Rows from a dataset:
· · · · ·

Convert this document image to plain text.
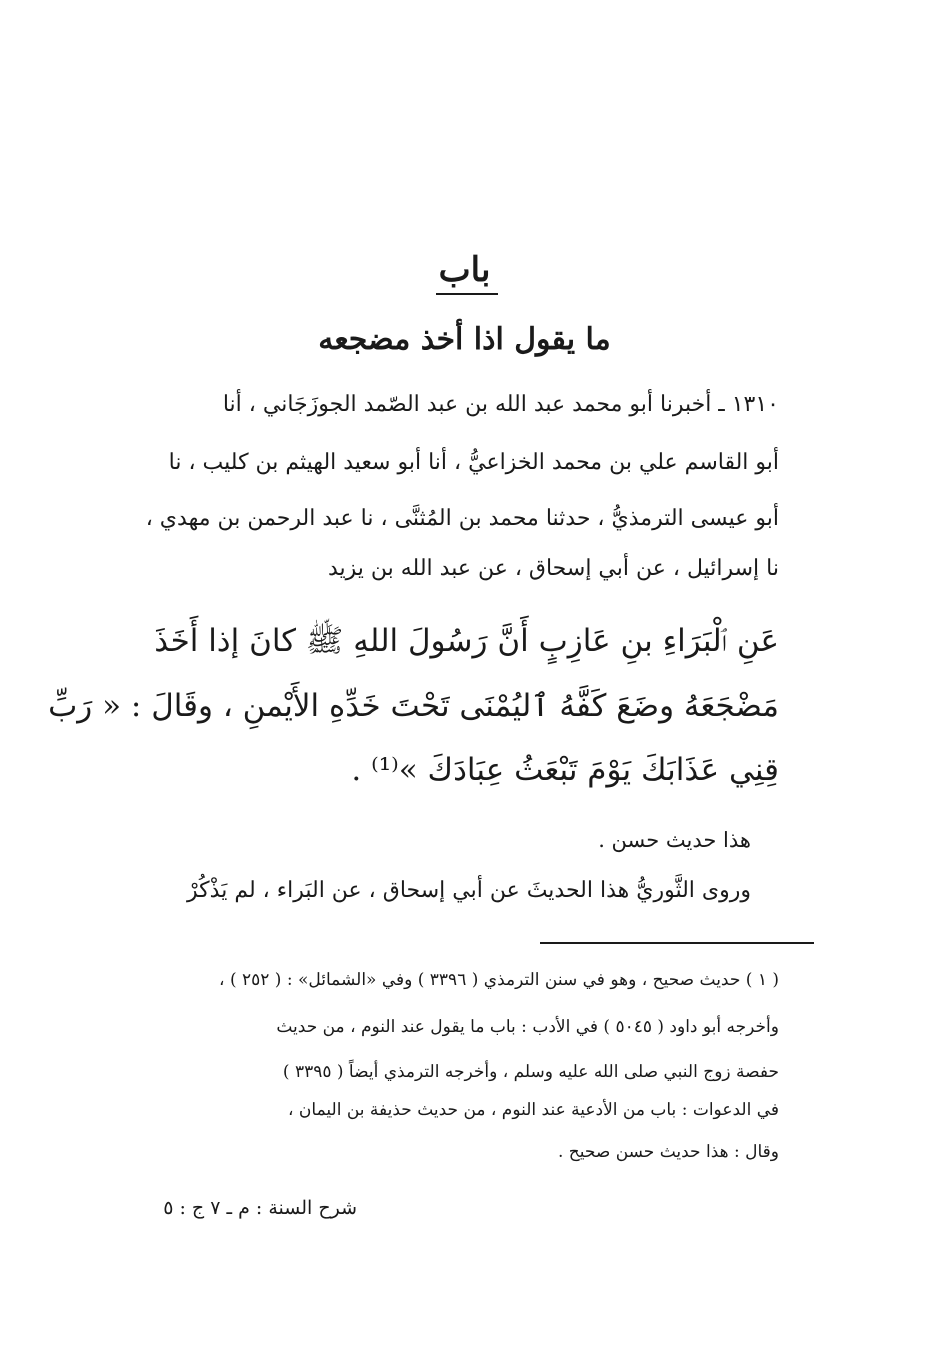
باب
ما يقول اذا أخذ مضجعه
١٣١٠ ـ أخبرنا أبو محمد عبد الله بن عبد الصّمد الجوزَجَاني ، أنا
أبو القاسم علي بن محمد الخزاعيُّ ، أنا أبو سعيد الهيثم بن كليب ، نا
أبو عيسى الترمذيُّ ، حدثنا محمد بن المُثنَّى ، نا عبد الرحمن بن مهدي ،
نا إسرائيل ، عن أبي إسحاق ، عن عبد الله بن يزيد
عَنِ ٱلْبَرَاءِ بنِ عَازِبٍ أَنَّ رَسُولَ اللهِ ﷺ كانَ إذا أَخَذَ
مَضْجَعَهُ وضَعَ كَفَّهُ ٱليُمْنَى تَحْتَ خَدِّهِ الأَيْمنِ ، وقَالَ : « رَبِّ
قِنِي عَذَابَكَ يَوْمَ تَبْعَثُ عِبَادَكَ »⁽¹⁾ .
هذا حديث حسن .
وروى الثَّوريُّ هذا الحديثَ عن أبي إسحاق ، عن البَراء ، لم يَذْكُرْ
( ١ ) حديث صحيح ، وهو في سنن الترمذي ( ٣٣٩٦ ) وفي «الشمائل» : ( ٢٥٢ ) ،
وأخرجه أبو داود ( ٥٠٤٥ ) في الأدب : باب ما يقول عند النوم ، من حديث
حفصة زوج النبي صلى الله عليه وسلم ، وأخرجه الترمذي أيضاً ( ٣٣٩٥ )
في الدعوات : باب من الأدعية عند النوم ، من حديث حذيفة بن اليمان ،
وقال : هذا حديث حسن صحيح .
شرح السنة : م ـ ٧ ج : ٥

· · · · ·

Goal:
Leave out the pictures and repeat everything else in the records exactly.

Output below:
Convert this document image to plain text.
باب
ما يقول اذا أخذ مضجعه
١٣١٠ ـ أخبرنا أبو محمد عبد الله بن عبد الصّمد الجوزَجَاني ، أنا
أبو القاسم علي بن محمد الخزاعيُّ ، أنا أبو سعيد الهيثم بن كليب ، نا
أبو عيسى الترمذيُّ ، حدثنا محمد بن المُثنَّى ، نا عبد الرحمن بن مهدي ،
نا إسرائيل ، عن أبي إسحاق ، عن عبد الله بن يزيد
عَنِ ٱلْبَرَاءِ بنِ عَازِبٍ أَنَّ رَسُولَ اللهِ ﷺ كانَ إذا أَخَذَ
مَضْجَعَهُ وضَعَ كَفَّهُ ٱليُمْنَى تَحْتَ خَدِّهِ الأَيْمنِ ، وقَالَ : « رَبِّ
قِنِي عَذَابَكَ يَوْمَ تَبْعَثُ عِبَادَكَ »⁽¹⁾ .
هذا حديث حسن .
وروى الثَّوريُّ هذا الحديثَ عن أبي إسحاق ، عن البَراء ، لم يَذْكُرْ
( ١ ) حديث صحيح ، وهو في سنن الترمذي ( ٣٣٩٦ ) وفي «الشمائل» : ( ٢٥٢ ) ،
وأخرجه أبو داود ( ٥٠٤٥ ) في الأدب : باب ما يقول عند النوم ، من حديث
حفصة زوج النبي صلى الله عليه وسلم ، وأخرجه الترمذي أيضاً ( ٣٣٩٥ )
في الدعوات : باب من الأدعية عند النوم ، من حديث حذيفة بن اليمان ،
وقال : هذا حديث حسن صحيح .
شرح السنة : م ـ ٧ ج : ٥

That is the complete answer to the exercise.